--- Begin STORED ROWS ---

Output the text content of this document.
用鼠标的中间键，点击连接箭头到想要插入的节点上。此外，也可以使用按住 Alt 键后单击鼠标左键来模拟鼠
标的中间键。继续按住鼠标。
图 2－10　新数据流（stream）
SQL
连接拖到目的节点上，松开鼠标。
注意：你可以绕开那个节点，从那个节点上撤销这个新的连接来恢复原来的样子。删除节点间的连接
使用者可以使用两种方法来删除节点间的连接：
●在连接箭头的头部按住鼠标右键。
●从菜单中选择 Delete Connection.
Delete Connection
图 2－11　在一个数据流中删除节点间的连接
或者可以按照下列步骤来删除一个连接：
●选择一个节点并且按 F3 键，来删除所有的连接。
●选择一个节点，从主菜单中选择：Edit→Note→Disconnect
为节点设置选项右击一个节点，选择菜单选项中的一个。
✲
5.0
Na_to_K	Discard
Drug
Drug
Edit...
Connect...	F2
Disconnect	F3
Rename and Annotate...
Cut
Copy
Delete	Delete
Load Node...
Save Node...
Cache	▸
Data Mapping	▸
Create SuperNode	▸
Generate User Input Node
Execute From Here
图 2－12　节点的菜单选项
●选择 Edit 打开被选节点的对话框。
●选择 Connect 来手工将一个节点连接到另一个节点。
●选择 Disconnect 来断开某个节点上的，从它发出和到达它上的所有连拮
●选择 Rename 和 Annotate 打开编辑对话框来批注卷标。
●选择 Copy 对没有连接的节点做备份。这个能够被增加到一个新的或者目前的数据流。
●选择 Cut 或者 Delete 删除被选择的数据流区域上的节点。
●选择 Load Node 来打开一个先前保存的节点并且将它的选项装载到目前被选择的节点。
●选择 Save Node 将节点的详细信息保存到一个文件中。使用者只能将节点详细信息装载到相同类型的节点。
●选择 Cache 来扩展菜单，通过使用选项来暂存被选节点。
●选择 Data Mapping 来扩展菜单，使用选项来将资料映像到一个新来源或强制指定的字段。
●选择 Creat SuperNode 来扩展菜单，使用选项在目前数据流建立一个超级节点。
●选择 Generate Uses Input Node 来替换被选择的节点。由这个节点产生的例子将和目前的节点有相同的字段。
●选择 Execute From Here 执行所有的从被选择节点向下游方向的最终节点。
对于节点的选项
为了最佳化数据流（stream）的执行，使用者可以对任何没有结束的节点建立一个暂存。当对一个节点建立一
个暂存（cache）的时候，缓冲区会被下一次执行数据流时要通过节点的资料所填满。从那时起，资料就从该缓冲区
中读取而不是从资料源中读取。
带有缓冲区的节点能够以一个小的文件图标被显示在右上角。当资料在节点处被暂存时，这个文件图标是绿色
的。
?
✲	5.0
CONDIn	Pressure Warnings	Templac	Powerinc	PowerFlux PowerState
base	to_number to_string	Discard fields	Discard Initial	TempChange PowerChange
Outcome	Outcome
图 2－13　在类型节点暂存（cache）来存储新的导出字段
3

--- End STORED ROWS ---

● **INSTRUCTIONS FOR THE TASK**
Your task is to quote all of the data word for word.

● **THE SOLUTION**
Output the text content of this document.
用鼠标的中间键，点击连接箭头到想要插入的节点上。此外，也可以使用按住 Alt 键后单击鼠标左键来模拟鼠
标的中间键。继续按住鼠标。
图 2－10　新数据流（stream）
SQL
连接拖到目的节点上，松开鼠标。
注意：你可以绕开那个节点，从那个节点上撤销这个新的连接来恢复原来的样子。删除节点间的连接
使用者可以使用两种方法来删除节点间的连接：
●在连接箭头的头部按住鼠标右键。
●从菜单中选择 Delete Connection.
Delete Connection
图 2－11　在一个数据流中删除节点间的连接
或者可以按照下列步骤来删除一个连接：
●选择一个节点并且按 F3 键，来删除所有的连接。
●选择一个节点，从主菜单中选择：Edit→Note→Disconnect
为节点设置选项右击一个节点，选择菜单选项中的一个。
✲
5.0
Na_to_K	Discard
Drug
Drug
Edit...
Connect...	F2
Disconnect	F3
Rename and Annotate...
Cut
Copy
Delete	Delete
Load Node...
Save Node...
Cache	▸
Data Mapping	▸
Create SuperNode	▸
Generate User Input Node
Execute From Here
图 2－12　节点的菜单选项
●选择 Edit 打开被选节点的对话框。
●选择 Connect 来手工将一个节点连接到另一个节点。
●选择 Disconnect 来断开某个节点上的，从它发出和到达它上的所有连拮
●选择 Rename 和 Annotate 打开编辑对话框来批注卷标。
●选择 Copy 对没有连接的节点做备份。这个能够被增加到一个新的或者目前的数据流。
●选择 Cut 或者 Delete 删除被选择的数据流区域上的节点。
●选择 Load Node 来打开一个先前保存的节点并且将它的选项装载到目前被选择的节点。
●选择 Save Node 将节点的详细信息保存到一个文件中。使用者只能将节点详细信息装载到相同类型的节点。
●选择 Cache 来扩展菜单，通过使用选项来暂存被选节点。
●选择 Data Mapping 来扩展菜单，使用选项来将资料映像到一个新来源或强制指定的字段。
●选择 Creat SuperNode 来扩展菜单，使用选项在目前数据流建立一个超级节点。
●选择 Generate Uses Input Node 来替换被选择的节点。由这个节点产生的例子将和目前的节点有相同的字段。
●选择 Execute From Here 执行所有的从被选择节点向下游方向的最终节点。
对于节点的选项
为了最佳化数据流（stream）的执行，使用者可以对任何没有结束的节点建立一个暂存。当对一个节点建立一
个暂存（cache）的时候，缓冲区会被下一次执行数据流时要通过节点的资料所填满。从那时起，资料就从该缓冲区
中读取而不是从资料源中读取。
带有缓冲区的节点能够以一个小的文件图标被显示在右上角。当资料在节点处被暂存时，这个文件图标是绿色
的。
?
✲	5.0
CONDIn	Pressure Warnings	Templac	Powerinc	PowerFlux PowerState
base	to_number to_string	Discard fields	Discard Initial	TempChange PowerChange
Outcome	Outcome
图 2－13　在类型节点暂存（cache）来存储新的导出字段
3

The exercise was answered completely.